• [THE TASK]: Omitting every picture, copy the lines from the one that contains "Enumerate this screenshot's" through the last line of the records below, exactly and with nothing added.

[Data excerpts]
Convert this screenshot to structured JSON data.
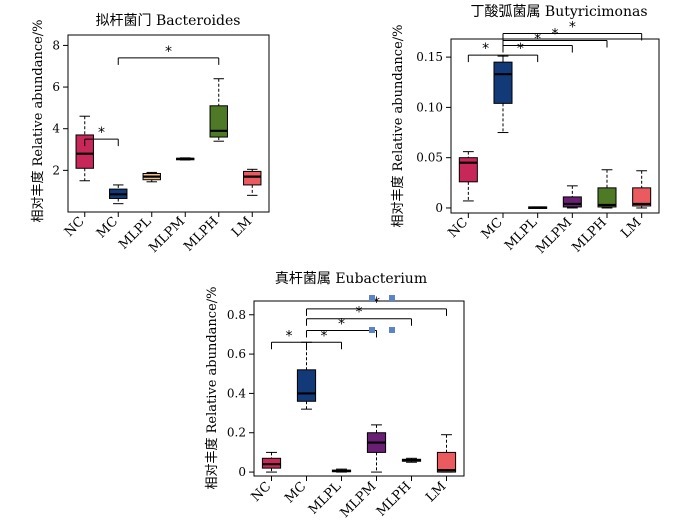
{
  "chart_data": [
    {
      "type": "box",
      "title": "拟杆菌门 Bacteroides",
      "ylabel": "相对丰度 Relative abundance/%",
      "categories": [
        "NC",
        "MC",
        "MLPL",
        "MLPM",
        "MLPH",
        "LM"
      ],
      "yticks": [
        "2",
        "4",
        "6",
        "8"
      ],
      "ylim": [
        0,
        8.5
      ],
      "colors": [
        "#c8275a",
        "#123a78",
        "#f2c08e",
        "#6b1f74",
        "#4e7a26",
        "#ea5a5e"
      ],
      "boxes": [
        {
          "min": 1.5,
          "q1": 2.1,
          "median": 2.8,
          "q3": 3.7,
          "max": 4.6
        },
        {
          "min": 0.4,
          "q1": 0.65,
          "median": 0.85,
          "q3": 1.1,
          "max": 1.3
        },
        {
          "min": 1.45,
          "q1": 1.55,
          "median": 1.7,
          "q3": 1.85,
          "max": 1.9
        },
        {
          "min": 2.5,
          "q1": 2.52,
          "median": 2.55,
          "q3": 2.58,
          "max": 2.6
        },
        {
          "min": 3.4,
          "q1": 3.6,
          "median": 3.9,
          "q3": 5.1,
          "max": 6.4
        },
        {
          "min": 0.8,
          "q1": 1.3,
          "median": 1.7,
          "q3": 1.95,
          "max": 2.05
        }
      ],
      "significance": [
        {
          "from": 0,
          "to": 1,
          "y": 3.5,
          "label": "*"
        },
        {
          "from": 1,
          "to": 4,
          "y": 7.4,
          "label": "*"
        }
      ]
    },
    {
      "type": "box",
      "title": "丁酸弧菌属 Butyricimonas",
      "ylabel": "相对丰度 Relative abundance/%",
      "categories": [
        "NC",
        "MC",
        "MLPL",
        "MLPM",
        "MLPH",
        "LM"
      ],
      "yticks": [
        "0",
        "0.05",
        "0.10",
        "0.15"
      ],
      "ylim": [
        -0.005,
        0.168
      ],
      "colors": [
        "#c8275a",
        "#123a78",
        "#f2c08e",
        "#6b1f74",
        "#4e7a26",
        "#ea5a5e"
      ],
      "boxes": [
        {
          "min": 0.007,
          "q1": 0.026,
          "median": 0.045,
          "q3": 0.05,
          "max": 0.056
        },
        {
          "min": 0.075,
          "q1": 0.104,
          "median": 0.133,
          "q3": 0.145,
          "max": 0.151
        },
        {
          "min": 0,
          "q1": 0,
          "median": 0.0005,
          "q3": 0.001,
          "max": 0.001
        },
        {
          "min": 0,
          "q1": 0.001,
          "median": 0.004,
          "q3": 0.011,
          "max": 0.022
        },
        {
          "min": 0,
          "q1": 0.001,
          "median": 0.003,
          "q3": 0.02,
          "max": 0.038
        },
        {
          "min": 0,
          "q1": 0.002,
          "median": 0.004,
          "q3": 0.02,
          "max": 0.037
        }
      ],
      "significance": [
        {
          "from": 0,
          "to": 1,
          "y": 0.152,
          "label": "*"
        },
        {
          "from": 1,
          "to": 2,
          "y": 0.152,
          "label": "*"
        },
        {
          "from": 1,
          "to": 3,
          "y": 0.1615,
          "label": "*"
        },
        {
          "from": 1,
          "to": 4,
          "y": 0.1665,
          "label": "*"
        },
        {
          "from": 1,
          "to": 5,
          "y": 0.1735,
          "label": "*"
        }
      ]
    },
    {
      "type": "box",
      "title": "真杆菌属 Eubacterium",
      "ylabel": "相对丰度 Relative abundance/%",
      "categories": [
        "NC",
        "MC",
        "MLPL",
        "MLPM",
        "MLPH",
        "LM"
      ],
      "yticks": [
        "0",
        "0.2",
        "0.4",
        "0.6",
        "0.8"
      ],
      "ylim": [
        -0.02,
        0.87
      ],
      "colors": [
        "#c8275a",
        "#123a78",
        "#f2c08e",
        "#6b1f74",
        "#4e7a26",
        "#ea5a5e"
      ],
      "boxes": [
        {
          "min": 0,
          "q1": 0.02,
          "median": 0.04,
          "q3": 0.07,
          "max": 0.1
        },
        {
          "min": 0.32,
          "q1": 0.36,
          "median": 0.4,
          "q3": 0.52,
          "max": 0.66
        },
        {
          "min": 0,
          "q1": 0.002,
          "median": 0.005,
          "q3": 0.01,
          "max": 0.015
        },
        {
          "min": 0,
          "q1": 0.1,
          "median": 0.15,
          "q3": 0.2,
          "max": 0.24
        },
        {
          "min": 0.05,
          "q1": 0.055,
          "median": 0.06,
          "q3": 0.065,
          "max": 0.07
        },
        {
          "min": 0,
          "q1": 0,
          "median": 0.01,
          "q3": 0.1,
          "max": 0.19
        }
      ],
      "significance": [
        {
          "from": 0,
          "to": 1,
          "y": 0.66,
          "label": "*"
        },
        {
          "from": 1,
          "to": 2,
          "y": 0.66,
          "label": "*"
        },
        {
          "from": 1,
          "to": 3,
          "y": 0.72,
          "label": "*"
        },
        {
          "from": 1,
          "to": 4,
          "y": 0.78,
          "label": "*"
        },
        {
          "from": 1,
          "to": 5,
          "y": 0.83,
          "label": "*"
        }
      ]
    }
  ]
}
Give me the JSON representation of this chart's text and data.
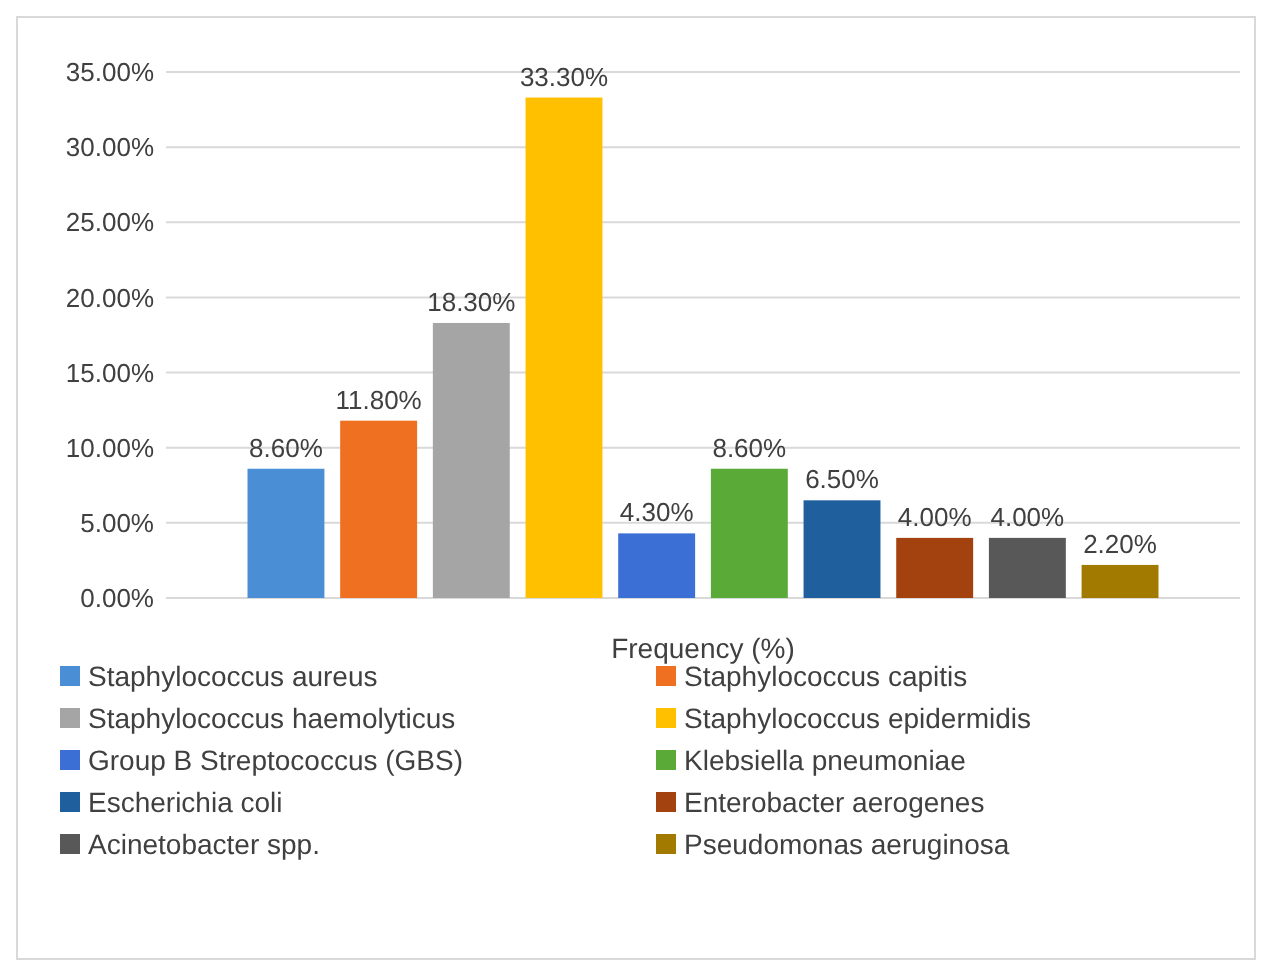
{
  "chart_data": {
    "type": "bar",
    "categories": [
      "Frequency (%)"
    ],
    "ylim": [
      0,
      35
    ],
    "yticks": [
      {
        "value": 0,
        "label": "0.00%"
      },
      {
        "value": 5,
        "label": "5.00%"
      },
      {
        "value": 10,
        "label": "10.00%"
      },
      {
        "value": 15,
        "label": "15.00%"
      },
      {
        "value": 20,
        "label": "20.00%"
      },
      {
        "value": 25,
        "label": "25.00%"
      },
      {
        "value": 30,
        "label": "30.00%"
      },
      {
        "value": 35,
        "label": "35.00%"
      }
    ],
    "grid": "y",
    "legend": "bottom",
    "series": [
      {
        "name": "Staphylococcus aureus",
        "color": "#4a8fd6",
        "values": [
          8.6
        ],
        "value_labels": [
          "8.60%"
        ]
      },
      {
        "name": "Staphylococcus capitis",
        "color": "#f07021",
        "values": [
          11.8
        ],
        "value_labels": [
          "11.80%"
        ]
      },
      {
        "name": "Staphylococcus haemolyticus",
        "color": "#a5a5a5",
        "values": [
          18.3
        ],
        "value_labels": [
          "18.30%"
        ]
      },
      {
        "name": "Staphylococcus epidermidis",
        "color": "#ffc000",
        "values": [
          33.3
        ],
        "value_labels": [
          "33.30%"
        ]
      },
      {
        "name": "Group B Streptococcus (GBS)",
        "color": "#3b6fd6",
        "values": [
          4.3
        ],
        "value_labels": [
          "4.30%"
        ]
      },
      {
        "name": "Klebsiella pneumoniae",
        "color": "#5aaa38",
        "values": [
          8.6
        ],
        "value_labels": [
          "8.60%"
        ]
      },
      {
        "name": "Escherichia coli",
        "color": "#1f5f9e",
        "values": [
          6.5
        ],
        "value_labels": [
          "6.50%"
        ]
      },
      {
        "name": "Enterobacter aerogenes",
        "color": "#a3420f",
        "values": [
          4.0
        ],
        "value_labels": [
          "4.00%"
        ]
      },
      {
        "name": "Acinetobacter spp.",
        "color": "#585858",
        "values": [
          4.0
        ],
        "value_labels": [
          "4.00%"
        ]
      },
      {
        "name": "Pseudomonas aeruginosa",
        "color": "#a37a00",
        "values": [
          2.2
        ],
        "value_labels": [
          "2.20%"
        ]
      }
    ]
  }
}
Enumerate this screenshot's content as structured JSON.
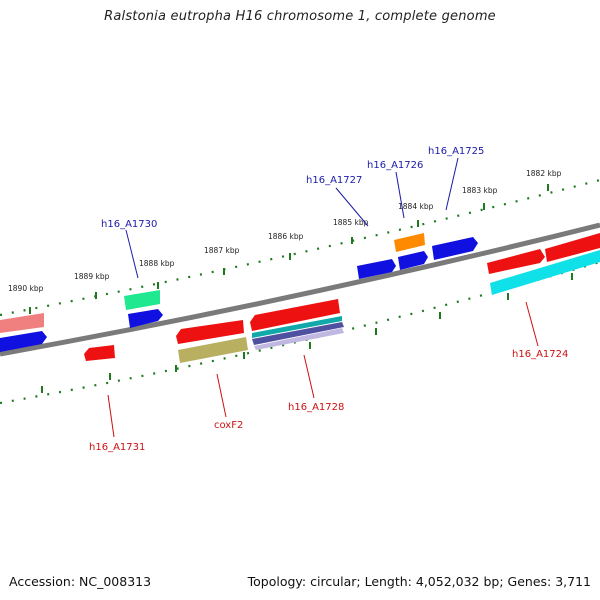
{
  "title": "Ralstonia eutropha H16 chromosome 1, complete genome",
  "footer": {
    "accession": "Accession: NC_008313",
    "topology": "Topology: circular; Length: 4,052,032 bp; Genes: 3,711"
  },
  "colors": {
    "backbone": "#808080",
    "tick": "#1f7a1f",
    "forward_label": "#1a1aaa",
    "reverse_label": "#cc1111",
    "red": "#ee1111",
    "blue": "#1010e0",
    "cyan": "#10e0e8",
    "green": "#20e890",
    "orange": "#ff8a00",
    "pink": "#f08080",
    "olive": "#b8b060",
    "teal": "#10a8a8",
    "navy": "#5050a0"
  },
  "kbp_labels": [
    "1882 kbp",
    "1883 kbp",
    "1884 kbp",
    "1885 kbp",
    "1886 kbp",
    "1887 kbp",
    "1888 kbp",
    "1889 kbp",
    "1890 kbp"
  ],
  "gene_labels": {
    "forward": [
      "h16_A1725",
      "h16_A1726",
      "h16_A1727",
      "h16_A1730"
    ],
    "reverse": [
      "h16_A1724",
      "h16_A1728",
      "coxF2",
      "h16_A1731"
    ]
  }
}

• [ANSWER BOX]:
Enumerate this screenshot's content as structured JSON.
{
  "title": "Ralstonia eutropha H16 chromosome 1, complete genome",
  "footer": {
    "accession": "Accession: NC_008313",
    "topology": "Topology: circular; Length: 4,052,032 bp; Genes: 3,711"
  },
  "colors": {
    "backbone": "#808080",
    "tick": "#1f7a1f",
    "forward_label": "#1a1aaa",
    "reverse_label": "#cc1111",
    "red": "#ee1111",
    "blue": "#1010e0",
    "cyan": "#10e0e8",
    "green": "#20e890",
    "orange": "#ff8a00",
    "pink": "#f08080",
    "olive": "#b8b060",
    "teal": "#10a8a8",
    "navy": "#5050a0"
  },
  "kbp_labels": [
    "1882 kbp",
    "1883 kbp",
    "1884 kbp",
    "1885 kbp",
    "1886 kbp",
    "1887 kbp",
    "1888 kbp",
    "1889 kbp",
    "1890 kbp"
  ],
  "gene_labels": {
    "forward": [
      "h16_A1725",
      "h16_A1726",
      "h16_A1727",
      "h16_A1730"
    ],
    "reverse": [
      "h16_A1724",
      "h16_A1728",
      "coxF2",
      "h16_A1731"
    ]
  }
}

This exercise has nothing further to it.